**Available records:**
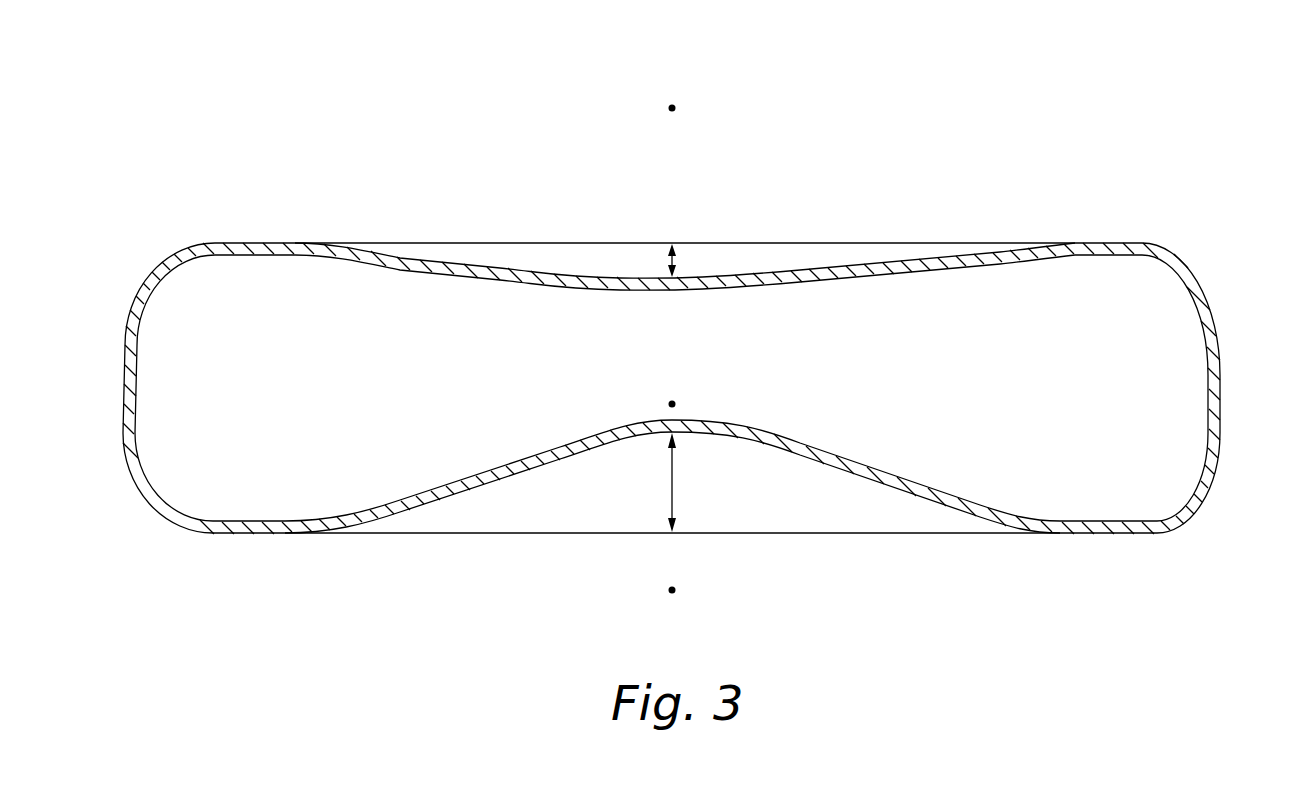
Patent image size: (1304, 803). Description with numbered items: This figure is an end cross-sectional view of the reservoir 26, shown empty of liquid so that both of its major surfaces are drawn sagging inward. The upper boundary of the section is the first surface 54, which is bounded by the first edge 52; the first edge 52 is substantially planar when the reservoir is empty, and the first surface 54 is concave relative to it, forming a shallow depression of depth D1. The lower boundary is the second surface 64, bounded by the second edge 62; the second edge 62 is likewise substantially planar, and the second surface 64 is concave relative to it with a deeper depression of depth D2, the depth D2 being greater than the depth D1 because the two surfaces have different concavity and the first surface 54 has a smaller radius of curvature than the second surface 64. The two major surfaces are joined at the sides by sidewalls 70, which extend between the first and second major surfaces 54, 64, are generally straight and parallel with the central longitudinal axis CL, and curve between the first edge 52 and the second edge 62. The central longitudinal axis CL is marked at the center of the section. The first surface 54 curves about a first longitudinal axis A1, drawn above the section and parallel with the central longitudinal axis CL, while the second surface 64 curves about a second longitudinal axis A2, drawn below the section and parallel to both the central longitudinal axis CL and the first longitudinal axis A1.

The reservoir 26 is at (995, 111).
The first edge 52 is at (212, 243).
The first surface 54 is at (532, 272).
The second edge 62 is at (218, 533).
The second surface 64 is at (495, 481).
The sidewalls 70 is at (124, 360).
The first longitudinal axis A1 is at (678, 108).
The second longitudinal axis A2 is at (666, 590).
The central longitudinal axis CL is at (678, 404).
The depth D1 is at (678, 262).
The depth D2 is at (675, 490).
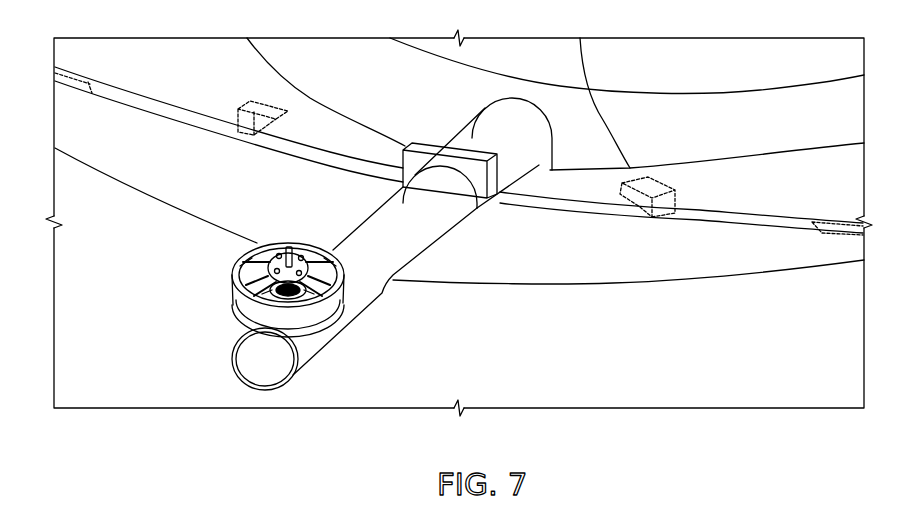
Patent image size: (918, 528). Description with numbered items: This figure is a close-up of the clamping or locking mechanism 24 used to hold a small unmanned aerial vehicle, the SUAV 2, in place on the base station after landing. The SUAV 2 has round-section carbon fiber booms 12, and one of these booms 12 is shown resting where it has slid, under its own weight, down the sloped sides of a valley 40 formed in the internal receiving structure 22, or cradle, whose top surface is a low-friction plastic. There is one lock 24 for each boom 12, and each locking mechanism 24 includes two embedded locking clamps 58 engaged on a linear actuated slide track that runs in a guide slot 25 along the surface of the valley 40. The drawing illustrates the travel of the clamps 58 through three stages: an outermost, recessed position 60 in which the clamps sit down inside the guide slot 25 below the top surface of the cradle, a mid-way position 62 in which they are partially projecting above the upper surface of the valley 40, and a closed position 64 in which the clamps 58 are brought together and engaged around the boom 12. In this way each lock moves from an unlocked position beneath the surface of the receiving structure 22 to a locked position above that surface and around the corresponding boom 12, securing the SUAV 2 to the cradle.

The SUAV 2 is at (612, 139).
The boom 12 is at (347, 327).
The internal receiving structure 22 is at (634, 366).
The locking mechanism 24 is at (517, 148).
The guide slot 25 is at (743, 213).
The valley 40 is at (520, 253).
The locking clamp 58 is at (293, 110).
The recessed position 60 is at (104, 108).
The mid-way position 62 is at (278, 160).
The closed position 64 is at (482, 208).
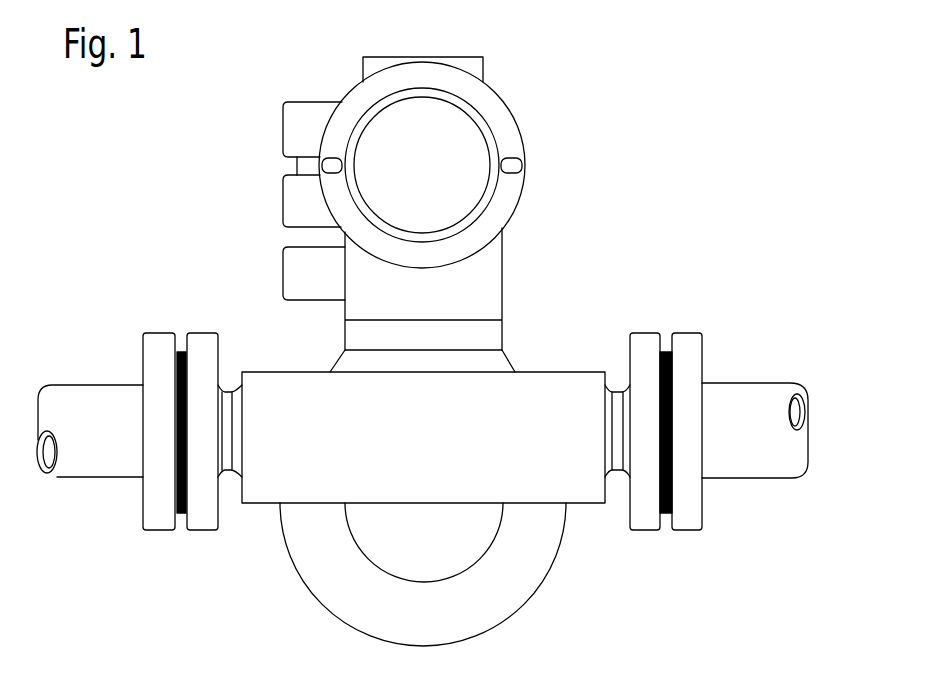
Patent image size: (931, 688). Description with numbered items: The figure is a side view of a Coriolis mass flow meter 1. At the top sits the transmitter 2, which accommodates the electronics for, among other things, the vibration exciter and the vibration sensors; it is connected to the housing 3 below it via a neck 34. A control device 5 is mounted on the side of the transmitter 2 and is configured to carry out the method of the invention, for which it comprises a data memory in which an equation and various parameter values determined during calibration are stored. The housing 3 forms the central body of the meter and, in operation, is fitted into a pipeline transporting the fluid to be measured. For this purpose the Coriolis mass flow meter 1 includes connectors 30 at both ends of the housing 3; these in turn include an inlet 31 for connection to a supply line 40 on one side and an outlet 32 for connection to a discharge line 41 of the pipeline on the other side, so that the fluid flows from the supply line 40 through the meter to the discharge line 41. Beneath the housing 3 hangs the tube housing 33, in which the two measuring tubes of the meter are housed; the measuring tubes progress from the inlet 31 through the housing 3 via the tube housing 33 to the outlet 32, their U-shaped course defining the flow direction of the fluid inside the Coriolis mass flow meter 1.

The Coriolis mass flow meter 1 is at (560, 142).
The transmitter 2 is at (403, 153).
The housing 3 is at (292, 390).
The control device 5 is at (303, 130).
The connectors 30 is at (614, 384).
The inlet 31 is at (205, 357).
The outlet 32 is at (642, 357).
The tube housing 33 is at (528, 550).
The neck 34 is at (457, 337).
The supply line 40 is at (98, 407).
The discharge line 41 is at (742, 410).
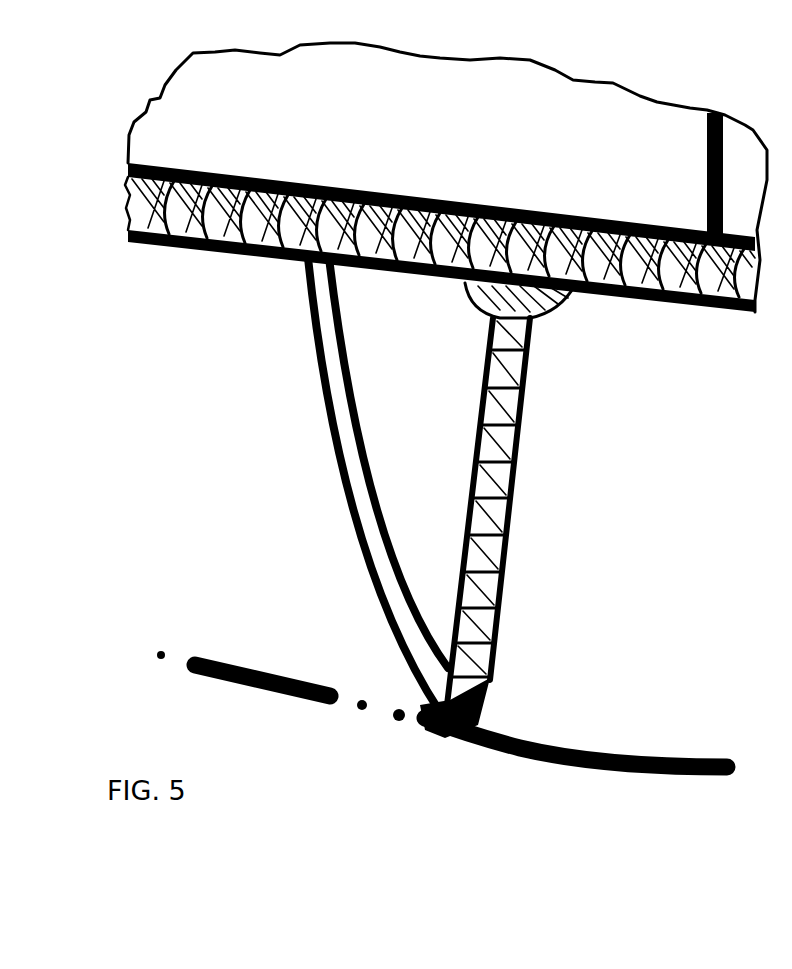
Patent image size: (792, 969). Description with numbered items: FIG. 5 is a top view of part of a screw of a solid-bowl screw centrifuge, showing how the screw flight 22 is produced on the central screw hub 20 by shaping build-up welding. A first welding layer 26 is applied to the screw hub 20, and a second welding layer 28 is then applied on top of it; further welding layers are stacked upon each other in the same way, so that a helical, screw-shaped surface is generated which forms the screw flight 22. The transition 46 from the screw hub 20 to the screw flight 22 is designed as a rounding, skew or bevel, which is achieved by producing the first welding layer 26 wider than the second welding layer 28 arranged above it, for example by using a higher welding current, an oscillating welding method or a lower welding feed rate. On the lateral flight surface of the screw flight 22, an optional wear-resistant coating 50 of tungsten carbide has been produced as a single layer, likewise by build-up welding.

The screw hub 20 is at (190, 262).
The screw flight 22 is at (504, 603).
The first welding layer 26 is at (553, 313).
The second welding layer 28 is at (488, 346).
The transition 46 is at (455, 322).
The wear-resistant coating 50 is at (395, 642).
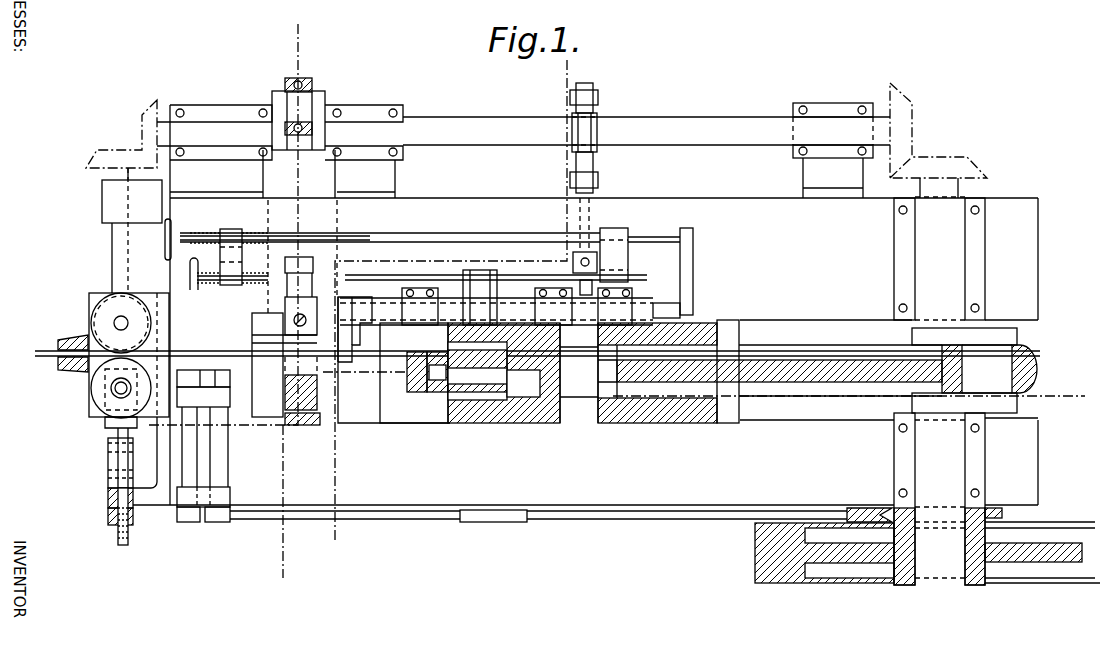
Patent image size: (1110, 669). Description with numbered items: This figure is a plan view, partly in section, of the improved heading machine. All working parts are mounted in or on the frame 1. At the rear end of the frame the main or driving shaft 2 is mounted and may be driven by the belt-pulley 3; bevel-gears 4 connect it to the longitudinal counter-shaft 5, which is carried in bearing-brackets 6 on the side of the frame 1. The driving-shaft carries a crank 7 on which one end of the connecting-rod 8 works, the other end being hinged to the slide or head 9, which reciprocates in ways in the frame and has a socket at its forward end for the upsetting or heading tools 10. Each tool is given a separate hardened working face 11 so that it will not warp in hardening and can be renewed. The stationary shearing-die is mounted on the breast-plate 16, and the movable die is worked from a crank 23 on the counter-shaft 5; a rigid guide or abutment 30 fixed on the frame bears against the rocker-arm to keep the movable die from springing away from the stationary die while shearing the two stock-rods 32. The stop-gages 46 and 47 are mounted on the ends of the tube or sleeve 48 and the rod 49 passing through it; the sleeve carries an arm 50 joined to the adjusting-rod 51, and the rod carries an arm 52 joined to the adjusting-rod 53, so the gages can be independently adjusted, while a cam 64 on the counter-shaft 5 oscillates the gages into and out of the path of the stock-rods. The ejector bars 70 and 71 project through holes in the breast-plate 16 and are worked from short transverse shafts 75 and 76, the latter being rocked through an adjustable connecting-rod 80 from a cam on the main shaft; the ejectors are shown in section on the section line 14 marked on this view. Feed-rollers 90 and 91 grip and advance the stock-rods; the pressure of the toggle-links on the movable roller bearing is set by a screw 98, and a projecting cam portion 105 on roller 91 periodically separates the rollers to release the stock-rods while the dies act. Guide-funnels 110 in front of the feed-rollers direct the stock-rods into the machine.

The frame 1 is at (585, 305).
The main or driving shaft 2 is at (939, 391).
The belt-pulley 3 is at (30, 356).
The bevel-gears 4 is at (957, 152).
The counter-shaft 5 is at (711, 128).
The bearing-brackets 6 is at (828, 110).
The crank 7 is at (974, 371).
The connecting-rod 8 is at (815, 376).
The slide or head 9 is at (645, 400).
The upsetting or heading tools 10 is at (447, 382).
The hardened working face 11 is at (405, 425).
The slide 14 is at (214, 397).
The breast-plate 16 is at (267, 365).
The crank 23 is at (325, 103).
The guide or abutment 30 is at (330, 262).
The stock-rods 32 is at (52, 350).
The stop-gage 46 is at (358, 350).
The stop-gage 47 is at (338, 341).
The tube or sleeve 48 is at (388, 308).
The rod 49 is at (317, 312).
The arm 50 is at (480, 297).
The adjusting-rod 51 is at (447, 285).
The arm 52 is at (693, 268).
The adjusting-rod 53 is at (430, 247).
The cam 64 is at (598, 160).
The ejector-bar 70 is at (238, 366).
The ejector-bar 71 is at (208, 366).
The transverse shaft 75 is at (222, 457).
The transverse shaft 76 is at (192, 458).
The adjustable connecting-rod 80 is at (614, 520).
The feed-roller 90 is at (129, 355).
The feed-roller 91 is at (98, 385).
The screw 98 is at (128, 532).
The cam portion 105 is at (150, 376).
The guide-funnels 110 is at (82, 341).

**Short task:**
Reproduce the lines from the beginning of the records up to and including the line containing "The second longitudinal", substituting "bowing" for "sagging" and leaving everything else unchanged. Omit the pictures from your answer.

**Exercise solution:**
Patent image size: (1304, 803). Description with numbered items: This figure is an end cross-sectional view of the reservoir 26, shown empty of liquid so that both of its major surfaces are drawn bowing inward. The upper boundary of the section is the first surface 54, which is bounded by the first edge 52; the first edge 52 is substantially planar when the reservoir is empty, and the first surface 54 is concave relative to it, forming a shallow depression of depth D1. The lower boundary is the second surface 64, bounded by the second edge 62; the second edge 62 is likewise substantially planar, and the second surface 64 is concave relative to it with a deeper depression of depth D2, the depth D2 being greater than the depth D1 because the two surfaces have different concavity and the first surface 54 has a smaller radius of curvature than the second surface 64. The two major surfaces are joined at the sides by sidewalls 70, which extend between the first and second major surfaces 54, 64, are generally straight and parallel with the central longitudinal axis CL, and curve between the first edge 52 and the second edge 62. The central longitudinal axis CL is marked at the center of the section. The first surface 54 curves about a first longitudinal axis A1, drawn above the section and parallel with the central longitudinal axis CL, while the second surface 64 curves about a second longitudinal axis A2, drawn below the section and parallel to both the central longitudinal axis CL and the first longitudinal axis A1.

The reservoir 26 is at (995, 111).
The first edge 52 is at (212, 243).
The first surface 54 is at (532, 272).
The second edge 62 is at (218, 533).
The second surface 64 is at (495, 481).
The sidewalls 70 is at (124, 360).
The first longitudinal axis A1 is at (678, 108).
The second longitudinal axis A2 is at (666, 590).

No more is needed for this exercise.